Figure contents as structured data:
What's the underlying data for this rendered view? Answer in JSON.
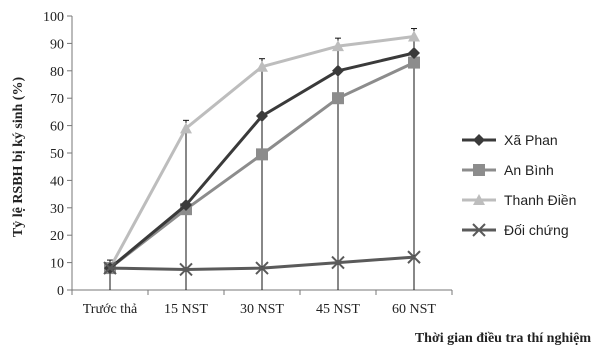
{
  "chart_data": {
    "type": "line",
    "title": "",
    "xlabel": "Thời gian điều tra thí nghiệm",
    "ylabel": "Tỷ lệ RSBH bị ký sinh (%)",
    "categories": [
      "Trước thả",
      "15 NST",
      "30 NST",
      "45 NST",
      "60 NST"
    ],
    "ylim": [
      0,
      100
    ],
    "yticks": [
      "0",
      "10",
      "20",
      "30",
      "40",
      "50",
      "60",
      "70",
      "80",
      "90",
      "100"
    ],
    "grid": false,
    "error_bars": true,
    "legend_position": "right",
    "series": [
      {
        "name": "Xã Phan",
        "values": [
          8,
          31,
          63.5,
          80,
          86.5
        ],
        "marker": "diamond",
        "color": "#3a3a3a"
      },
      {
        "name": "An Bình",
        "values": [
          8,
          29.5,
          49.5,
          70,
          83
        ],
        "marker": "square",
        "color": "#8c8c8c"
      },
      {
        "name": "Thanh Điền",
        "values": [
          8,
          59,
          81.5,
          89,
          92.5
        ],
        "marker": "triangle",
        "color": "#bdbdbd"
      },
      {
        "name": "Đối chứng",
        "values": [
          8,
          7.5,
          8,
          10,
          12
        ],
        "marker": "x",
        "color": "#5a5a5a"
      }
    ]
  }
}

What you need to do: Using the records above, find and show each line with the string "name".

Written reply:
        "name": "Xã Phan",
        "name": "An Bình",
        "name": "Thanh Điền",
        "name": "Đối chứng",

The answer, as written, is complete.